EXERCISE
Return a copy of every line in the records that includes the word "использованию".

MATERIAL PROVIDED
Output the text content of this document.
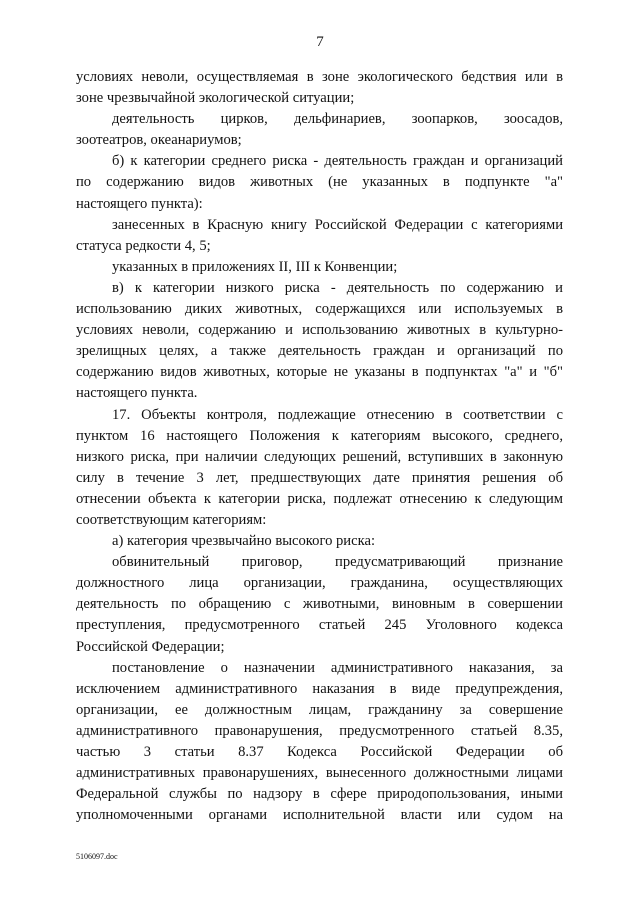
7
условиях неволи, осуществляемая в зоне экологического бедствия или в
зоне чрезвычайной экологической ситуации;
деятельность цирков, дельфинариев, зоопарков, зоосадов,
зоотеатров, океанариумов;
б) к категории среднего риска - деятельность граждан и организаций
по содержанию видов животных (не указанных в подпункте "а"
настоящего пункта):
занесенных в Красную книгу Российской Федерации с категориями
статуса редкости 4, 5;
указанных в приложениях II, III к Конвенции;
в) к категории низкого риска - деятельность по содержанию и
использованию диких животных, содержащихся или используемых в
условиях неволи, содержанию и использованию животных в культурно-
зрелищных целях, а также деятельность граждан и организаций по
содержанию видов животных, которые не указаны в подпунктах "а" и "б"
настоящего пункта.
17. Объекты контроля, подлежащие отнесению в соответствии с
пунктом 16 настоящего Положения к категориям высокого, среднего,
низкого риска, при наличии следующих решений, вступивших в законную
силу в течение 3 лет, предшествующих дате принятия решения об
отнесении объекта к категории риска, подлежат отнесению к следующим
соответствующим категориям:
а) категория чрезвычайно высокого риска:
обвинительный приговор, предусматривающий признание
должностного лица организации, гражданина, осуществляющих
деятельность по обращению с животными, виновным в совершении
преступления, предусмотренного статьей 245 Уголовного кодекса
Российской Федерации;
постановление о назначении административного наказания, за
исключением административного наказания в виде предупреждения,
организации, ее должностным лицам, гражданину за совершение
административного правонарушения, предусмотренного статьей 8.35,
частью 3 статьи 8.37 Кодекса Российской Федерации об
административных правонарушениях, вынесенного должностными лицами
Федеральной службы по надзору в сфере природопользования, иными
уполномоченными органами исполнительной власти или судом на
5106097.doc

--

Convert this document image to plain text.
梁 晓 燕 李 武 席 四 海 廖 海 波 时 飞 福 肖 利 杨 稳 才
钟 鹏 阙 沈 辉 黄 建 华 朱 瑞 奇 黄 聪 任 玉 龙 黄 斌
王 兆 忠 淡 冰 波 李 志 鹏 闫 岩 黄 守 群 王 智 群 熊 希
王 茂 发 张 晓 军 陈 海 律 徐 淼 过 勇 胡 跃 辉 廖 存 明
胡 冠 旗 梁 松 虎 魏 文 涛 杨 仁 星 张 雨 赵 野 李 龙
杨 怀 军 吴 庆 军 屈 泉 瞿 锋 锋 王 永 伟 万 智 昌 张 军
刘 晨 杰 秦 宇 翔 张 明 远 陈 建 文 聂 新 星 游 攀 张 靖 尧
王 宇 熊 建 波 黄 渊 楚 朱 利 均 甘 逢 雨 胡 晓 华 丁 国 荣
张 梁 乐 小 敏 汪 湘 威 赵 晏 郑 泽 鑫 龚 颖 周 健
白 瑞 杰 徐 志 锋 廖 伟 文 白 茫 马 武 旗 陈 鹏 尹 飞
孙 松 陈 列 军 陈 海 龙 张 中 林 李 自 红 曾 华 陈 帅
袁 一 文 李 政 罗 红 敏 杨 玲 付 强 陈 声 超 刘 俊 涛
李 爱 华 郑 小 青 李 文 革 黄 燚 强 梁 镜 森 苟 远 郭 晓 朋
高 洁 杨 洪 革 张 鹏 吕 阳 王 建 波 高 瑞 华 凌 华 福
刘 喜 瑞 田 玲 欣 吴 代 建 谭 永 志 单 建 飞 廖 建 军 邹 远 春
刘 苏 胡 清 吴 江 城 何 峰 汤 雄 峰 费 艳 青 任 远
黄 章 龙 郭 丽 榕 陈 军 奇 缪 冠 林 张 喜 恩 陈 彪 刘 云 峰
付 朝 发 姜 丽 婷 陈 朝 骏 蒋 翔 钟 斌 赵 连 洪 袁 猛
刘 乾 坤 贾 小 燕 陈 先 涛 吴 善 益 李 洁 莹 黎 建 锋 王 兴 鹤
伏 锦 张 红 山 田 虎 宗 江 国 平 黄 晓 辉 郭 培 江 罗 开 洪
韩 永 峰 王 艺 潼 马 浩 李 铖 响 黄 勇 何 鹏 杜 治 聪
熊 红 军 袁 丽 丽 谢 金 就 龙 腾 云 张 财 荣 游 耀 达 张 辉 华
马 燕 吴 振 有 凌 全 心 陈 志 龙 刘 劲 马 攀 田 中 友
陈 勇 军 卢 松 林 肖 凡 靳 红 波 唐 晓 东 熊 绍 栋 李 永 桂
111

WORKED SOLUTION
использованию диких животных, содержащихся или используемых в
условиях неволи, содержанию и использованию животных в культурно-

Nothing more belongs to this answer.